WikiLeaks cable reveals US tension over Shannon
DETAILS of diplomatic tensions between Ireland and the US over public fears that Shannon Airport in Co Clare could be used for extraordinary renditions have emerged in a leaked embassy cable.
Former American ambassador James Kenny raised the possibility that the US military might stop using Shannon as a transit hub after our Government introduced tighter procedures to monitor flights.
The memo, written by the then ambassador to former US secretary of state Condoleezza Rice and other officials, was published by the whistleblowing website WikiLeaks.
In it, Mr Kenny claimed tighter procedures -- which required more detailed paperwork on munitions flight to be submitted -- were introduced by the Government in August 2006 as a ploy to dampen criticism ahead of the 2007 General Election.
It is the first time Ireland has been caught up in the massive international diplomatic crisis caused by website's release of secret messages sent from the US embassies worldwide.
The ambassador's cable contains quite a degree of speculation as to the reasons behind the diplomatic tensions.
"Segments of the Irish public see the airport as a symbol of Irish complicity in perceived US wrongdoing in the Gulf /Middle East and in regard to extraordinary renditions," Mr Kenny wrote.
"We suspect that the Government aims with these new constraints to dampen public criticism ahead of the 2007 General Elections."
The ambassador said mid-level Department of Foreign Affairs officials had briefed US officials that Fianna Fail was concerned "US mis-steps at Shannon could easily become campaign grist." He said the Government remained supportive of continued US military transits through Shannon, as it brought "diplomatic benefits for the Irish Government and significant revenues for the airport and regional economy".

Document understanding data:
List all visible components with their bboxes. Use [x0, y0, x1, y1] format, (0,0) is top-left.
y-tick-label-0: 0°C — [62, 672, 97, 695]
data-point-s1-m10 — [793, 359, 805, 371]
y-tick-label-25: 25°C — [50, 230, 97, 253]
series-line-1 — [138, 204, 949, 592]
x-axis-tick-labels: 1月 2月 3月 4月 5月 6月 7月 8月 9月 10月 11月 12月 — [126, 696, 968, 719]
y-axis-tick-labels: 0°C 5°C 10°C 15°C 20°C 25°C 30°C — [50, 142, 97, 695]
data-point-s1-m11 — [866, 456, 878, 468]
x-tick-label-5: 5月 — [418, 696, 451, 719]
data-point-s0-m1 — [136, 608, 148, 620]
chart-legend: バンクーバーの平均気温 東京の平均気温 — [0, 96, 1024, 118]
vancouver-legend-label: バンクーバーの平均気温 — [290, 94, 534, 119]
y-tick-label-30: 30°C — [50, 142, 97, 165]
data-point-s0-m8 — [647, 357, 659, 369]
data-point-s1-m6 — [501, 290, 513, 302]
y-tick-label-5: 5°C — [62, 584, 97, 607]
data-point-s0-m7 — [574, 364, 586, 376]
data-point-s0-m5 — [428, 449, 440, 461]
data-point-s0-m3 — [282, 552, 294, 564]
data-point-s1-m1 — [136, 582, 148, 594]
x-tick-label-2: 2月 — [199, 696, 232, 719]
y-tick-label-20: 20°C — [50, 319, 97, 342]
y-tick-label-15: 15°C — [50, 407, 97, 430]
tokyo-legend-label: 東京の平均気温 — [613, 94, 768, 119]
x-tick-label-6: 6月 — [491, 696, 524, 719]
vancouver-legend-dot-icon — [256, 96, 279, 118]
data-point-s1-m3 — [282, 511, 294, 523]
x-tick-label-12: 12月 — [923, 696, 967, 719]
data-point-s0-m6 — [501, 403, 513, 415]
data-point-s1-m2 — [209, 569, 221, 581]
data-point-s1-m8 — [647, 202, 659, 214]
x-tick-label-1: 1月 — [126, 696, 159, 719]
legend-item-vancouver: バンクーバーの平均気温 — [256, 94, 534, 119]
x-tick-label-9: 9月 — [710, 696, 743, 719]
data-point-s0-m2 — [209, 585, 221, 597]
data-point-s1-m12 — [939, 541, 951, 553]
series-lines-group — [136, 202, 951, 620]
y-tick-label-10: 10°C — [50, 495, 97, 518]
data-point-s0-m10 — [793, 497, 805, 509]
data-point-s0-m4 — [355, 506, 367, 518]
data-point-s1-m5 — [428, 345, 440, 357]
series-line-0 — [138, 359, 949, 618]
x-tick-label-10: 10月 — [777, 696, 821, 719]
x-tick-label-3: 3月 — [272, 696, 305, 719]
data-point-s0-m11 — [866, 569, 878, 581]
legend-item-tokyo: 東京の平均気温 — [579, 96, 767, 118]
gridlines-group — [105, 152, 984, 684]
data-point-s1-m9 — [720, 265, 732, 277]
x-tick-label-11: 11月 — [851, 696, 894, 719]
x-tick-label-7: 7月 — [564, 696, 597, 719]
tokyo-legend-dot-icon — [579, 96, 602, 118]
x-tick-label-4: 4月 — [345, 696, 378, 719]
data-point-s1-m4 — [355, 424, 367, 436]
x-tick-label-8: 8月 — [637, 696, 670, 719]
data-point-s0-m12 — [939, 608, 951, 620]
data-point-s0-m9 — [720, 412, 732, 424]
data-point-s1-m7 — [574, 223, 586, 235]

**Complete the following:**
A – Quote every passage that the article about the Shannon cable places inside quotation marks.
B – Write the next part of the article about the Shannon cable, picking up after its final sentence.
These lines were drawn from a different source than the article.

**Answers to this exercise:**
A –
- "Segments of the Irish public see the airport as a symbol of Irish complicity in perceived US wrongdoing in the Gulf /Middle East and in regard to extraordinary renditions,"
- "We suspect that the Government aims with these new constraints to dampen public criticism ahead of the 2007 General Elections."
- "US mis-steps at Shannon could easily become campaign grist."
- "diplomatic benefits for the Irish Government and significant revenues for the airport and regional economy"

B –
Over 900 cables from the US embassy in Dublin are expected to be published in the coming months.
Mr Kenny's dispatch, which was written on September 5, 2006, and classified 'confidential', also revealed how the Department of Foreign Affairs informally refused to allow a US deportation flight to pass through Shannon in late 2005 "out of apparent concern that the public would misread the transit as a rendition".
It also revealed that US apache helicopters transported through Shannon to Israel in February 2006 were not listed as "munitions of war".
Mr Kenny asked Washington officials to assess whether it was "becoming too difficult to make the airport a preferred transit stop".
He said the increased restrictions made the shipment of munitions "more cumbersome" and that "military planners would have to consider alternatives to Shannon as a transfer hub".
In any event, the US military decided to continue using Shannon, with 199,000 US troops passing through the airport in the first 10 months of the year.
Mr Kenny also voiced concerns in the cable about a court decision to acquit the so-called Shannon Five anti-war protesters charged in connection with damage caused to a US Navy plane in 2003.
He said Department of Foreign Affairs political director Rory Montgomery had assured him the verdict was "bizarre".
The ambassador suggested in the cable that the US consider launching a civil case against the group or look for the damage bill to be paid by the Government.
Neither suggestion was followed up.
Amnesty International Ireland's executive director Colm O'Gorman said the cable raised several concerns.
"The cable makes clear that prior to August 2006 the United States was able to move certain types of military equipment through Shannon without any notification to the Department of Transport," he said.
Neither the Department of Foreign Affairs nor the Department of Transport responded last night when asked to comment.